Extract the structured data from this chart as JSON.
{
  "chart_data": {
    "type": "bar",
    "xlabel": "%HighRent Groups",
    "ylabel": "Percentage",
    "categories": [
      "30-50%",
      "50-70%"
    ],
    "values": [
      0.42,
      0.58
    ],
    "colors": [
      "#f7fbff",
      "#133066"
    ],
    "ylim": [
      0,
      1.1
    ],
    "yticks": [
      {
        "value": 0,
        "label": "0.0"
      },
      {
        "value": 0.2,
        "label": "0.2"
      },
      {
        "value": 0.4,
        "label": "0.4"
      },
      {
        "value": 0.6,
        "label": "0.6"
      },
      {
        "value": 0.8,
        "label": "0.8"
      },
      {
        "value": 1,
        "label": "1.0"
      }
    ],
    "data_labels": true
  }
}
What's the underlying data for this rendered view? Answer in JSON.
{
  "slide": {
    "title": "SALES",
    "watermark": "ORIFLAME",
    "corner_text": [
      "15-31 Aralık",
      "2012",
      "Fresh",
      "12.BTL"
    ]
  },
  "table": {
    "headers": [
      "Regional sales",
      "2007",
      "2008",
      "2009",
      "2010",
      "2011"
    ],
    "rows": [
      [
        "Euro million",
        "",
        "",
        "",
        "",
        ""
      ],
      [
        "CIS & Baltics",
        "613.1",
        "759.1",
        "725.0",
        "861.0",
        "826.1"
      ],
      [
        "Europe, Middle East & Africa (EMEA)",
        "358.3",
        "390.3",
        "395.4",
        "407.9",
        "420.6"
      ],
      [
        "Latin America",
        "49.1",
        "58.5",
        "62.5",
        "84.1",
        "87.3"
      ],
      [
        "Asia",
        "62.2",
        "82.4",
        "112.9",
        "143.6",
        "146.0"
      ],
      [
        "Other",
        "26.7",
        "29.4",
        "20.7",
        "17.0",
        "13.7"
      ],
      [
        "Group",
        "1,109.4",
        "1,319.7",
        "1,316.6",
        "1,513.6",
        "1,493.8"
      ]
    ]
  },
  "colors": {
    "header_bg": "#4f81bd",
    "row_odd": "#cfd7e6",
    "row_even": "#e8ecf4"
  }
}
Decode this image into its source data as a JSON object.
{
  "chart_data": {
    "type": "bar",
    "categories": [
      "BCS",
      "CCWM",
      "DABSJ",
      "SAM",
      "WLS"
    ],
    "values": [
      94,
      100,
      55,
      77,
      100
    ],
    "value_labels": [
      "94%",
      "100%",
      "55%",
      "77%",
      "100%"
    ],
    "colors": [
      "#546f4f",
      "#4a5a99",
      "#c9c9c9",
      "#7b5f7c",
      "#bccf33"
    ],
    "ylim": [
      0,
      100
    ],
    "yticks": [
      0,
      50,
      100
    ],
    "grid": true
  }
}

+ + + + +

* _Prompt_
Retype the material above, line by line, exactly.

* _The completed task_
Extract the structured data from this chart as JSON.
{
  "chart_data": {
    "type": "bar",
    "xlabel": "%HighRent Groups",
    "ylabel": "Percentage",
    "categories": [
      "30-50%",
      "50-70%"
    ],
    "values": [
      0.42,
      0.58
    ],
    "colors": [
      "#f7fbff",
      "#133066"
    ],
    "ylim": [
      0,
      1.1
    ],
    "yticks": [
      {
        "value": 0,
        "label": "0.0"
      },
      {
        "value": 0.2,
        "label": "0.2"
      },
      {
        "value": 0.4,
        "label": "0.4"
      },
      {
        "value": 0.6,
        "label": "0.6"
      },
      {
        "value": 0.8,
        "label": "0.8"
      },
      {
        "value": 1,
        "label": "1.0"
      }
    ],
    "data_labels": true
  }
}
What's the underlying data for this rendered view? Answer in JSON.
{
  "slide": {
    "title": "SALES",
    "watermark": "ORIFLAME",
    "corner_text": [
      "15-31 Aralık",
      "2012",
      "Fresh",
      "12.BTL"
    ]
  },
  "table": {
    "headers": [
      "Regional sales",
      "2007",
      "2008",
      "2009",
      "2010",
      "2011"
    ],
    "rows": [
      [
        "Euro million",
        "",
        "",
        "",
        "",
        ""
      ],
      [
        "CIS & Baltics",
        "613.1",
        "759.1",
        "725.0",
        "861.0",
        "826.1"
      ],
      [
        "Europe, Middle East & Africa (EMEA)",
        "358.3",
        "390.3",
        "395.4",
        "407.9",
        "420.6"
      ],
      [
        "Latin America",
        "49.1",
        "58.5",
        "62.5",
        "84.1",
        "87.3"
      ],
      [
        "Asia",
        "62.2",
        "82.4",
        "112.9",
        "143.6",
        "146.0"
      ],
      [
        "Other",
        "26.7",
        "29.4",
        "20.7",
        "17.0",
        "13.7"
      ],
      [
        "Group",
        "1,109.4",
        "1,319.7",
        "1,316.6",
        "1,513.6",
        "1,493.8"
      ]
    ]
  },
  "colors": {
    "header_bg": "#4f81bd",
    "row_odd": "#cfd7e6",
    "row_even": "#e8ecf4"
  }
}
Decode this image into its source data as a JSON object.
{
  "chart_data": {
    "type": "bar",
    "categories": [
      "BCS",
      "CCWM",
      "DABSJ",
      "SAM",
      "WLS"
    ],
    "values": [
      94,
      100,
      55,
      77,
      100
    ],
    "value_labels": [
      "94%",
      "100%",
      "55%",
      "77%",
      "100%"
    ],
    "colors": [
      "#546f4f",
      "#4a5a99",
      "#c9c9c9",
      "#7b5f7c",
      "#bccf33"
    ],
    "ylim": [
      0,
      100
    ],
    "yticks": [
      0,
      50,
      100
    ],
    "grid": true
  }
}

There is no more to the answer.